[Collected data]
=-=-=

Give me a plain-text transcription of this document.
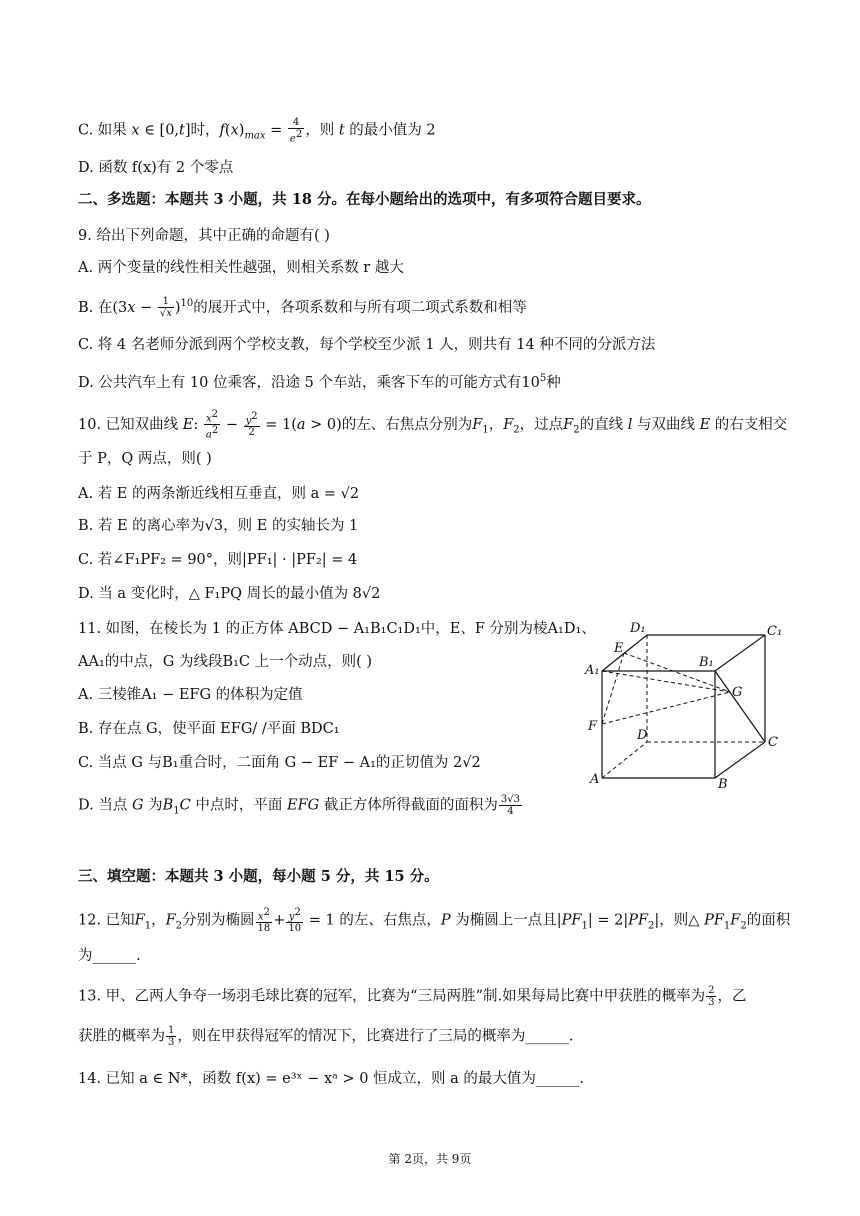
C. 如果 x ∈ [0,t]时，$f(x)_{max} = \frac{4}{e^2}$ ，则 t 的最小值为 2
D. 函数 f(x)有 2 个零点
二、多选题：本题共 3 小题，共 18 分。在每小题给出的选项中，有多项符合题目要求。
9. 给出下列命题，其中正确的命题有( )
A. 两个变量的线性相关性越强，则相关系数 r 越大
B. 在$(3x - \frac{1}{√x} )^{10}$的展开式中，各项系数和与所有项二项式系数和相等
C. 将 4 名老师分派到两个学校支教，每个学校至少派 1 人，则共有 14 种不同的分派方法
D. 公共汽车上有 10 位乘客，沿途 5 个车站，乘客下车的可能方式有$10^5$种
10. 已知双曲线 E: $\frac{x^2}{a^2} - \frac{y^2}{2} = 1(a > 0)$的左、右焦点分别为$F_1$，$F_2$，过点$F_2$的直线 l 与双曲线 E 的右支相交
于 P，Q 两点，则( )
A. 若 E 的两条渐近线相互垂直，则 a = √2
B. 若 E 的离心率为√3，则 E 的实轴长为 1
C. 若∠F₁PF₂ = 90°，则|PF₁| · |PF₂| = 4
D. 当 a 变化时，△ F₁PQ 周长的最小值为 8√2
11. 如图，在棱长为 1 的正方体 ABCD − A₁B₁C₁D₁中，E、F 分别为棱A₁D₁、
AA₁的中点，G 为线段B₁C 上一个动点，则( )
A. 三棱锥A₁ − EFG 的体积为定值
B. 存在点 G，使平面 EFG/ /平面 BDC₁
C. 当点 G 与B₁重合时，二面角 G − EF − A₁的正切值为 2√2
D. 当点 G 为$B_1C$ 中点时，平面 EFG 截正方体所得截面的面积为 $\frac{3√3}{4}$
三、填空题：本题共 3 小题，每小题 5 分，共 15 分。
12. 已知$F_1$，$F_2$分别为椭圆 $\frac{x^2}{18} + \frac{y^2}{10} = 1$ 的左、右焦点，P 为椭圆上一点且$|PF_1| = 2|PF_2|$，则△ $PF_1F_2$的面积
为______.
13. 甲、乙两人争夺一场羽毛球比赛的冠军，比赛为“三局两胜”制.如果每局比赛中甲获胜的概率为 $\frac{2}{3}$ ，乙
获胜的概率为 $\frac{1}{3}$ ，则在甲获得冠军的情况下，比赛进行了三局的概率为______.
14. 已知 a ∈ N*，函数 f(x) = e³ˣ − xᵃ > 0 恒成立，则 a 的最大值为______.
D₁	C₁
A₁
E
B₁
G
F
D	C
A	B
第 2页，共 9页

=-=-=

Set down every record once more, word for word, without pictures.

Give me a plain-text transcription of this document.
C. 如果 x ∈ [0,t]时，$f(x)_{max} = \frac{4}{e^2}$ ，则 t 的最小值为 2
D. 函数 f(x)有 2 个零点
二、多选题：本题共 3 小题，共 18 分。在每小题给出的选项中，有多项符合题目要求。
9. 给出下列命题，其中正确的命题有( )
A. 两个变量的线性相关性越强，则相关系数 r 越大
B. 在$(3x - \frac{1}{√x} )^{10}$的展开式中，各项系数和与所有项二项式系数和相等
C. 将 4 名老师分派到两个学校支教，每个学校至少派 1 人，则共有 14 种不同的分派方法
D. 公共汽车上有 10 位乘客，沿途 5 个车站，乘客下车的可能方式有$10^5$种
10. 已知双曲线 E: $\frac{x^2}{a^2} - \frac{y^2}{2} = 1(a > 0)$的左、右焦点分别为$F_1$，$F_2$，过点$F_2$的直线 l 与双曲线 E 的右支相交
于 P，Q 两点，则( )
A. 若 E 的两条渐近线相互垂直，则 a = √2
B. 若 E 的离心率为√3，则 E 的实轴长为 1
C. 若∠F₁PF₂ = 90°，则|PF₁| · |PF₂| = 4
D. 当 a 变化时，△ F₁PQ 周长的最小值为 8√2
11. 如图，在棱长为 1 的正方体 ABCD − A₁B₁C₁D₁中，E、F 分别为棱A₁D₁、
AA₁的中点，G 为线段B₁C 上一个动点，则( )
A. 三棱锥A₁ − EFG 的体积为定值
B. 存在点 G，使平面 EFG/ /平面 BDC₁
C. 当点 G 与B₁重合时，二面角 G − EF − A₁的正切值为 2√2
D. 当点 G 为$B_1C$ 中点时，平面 EFG 截正方体所得截面的面积为 $\frac{3√3}{4}$
三、填空题：本题共 3 小题，每小题 5 分，共 15 分。
12. 已知$F_1$，$F_2$分别为椭圆 $\frac{x^2}{18} + \frac{y^2}{10} = 1$ 的左、右焦点，P 为椭圆上一点且$|PF_1| = 2|PF_2|$，则△ $PF_1F_2$的面积
为______.
13. 甲、乙两人争夺一场羽毛球比赛的冠军，比赛为“三局两胜”制.如果每局比赛中甲获胜的概率为 $\frac{2}{3}$ ，乙
获胜的概率为 $\frac{1}{3}$ ，则在甲获得冠军的情况下，比赛进行了三局的概率为______.
14. 已知 a ∈ N*，函数 f(x) = e³ˣ − xᵃ > 0 恒成立，则 a 的最大值为______.
D₁	C₁
A₁
E
B₁
G
F
D	C
A	B
第 2页，共 9页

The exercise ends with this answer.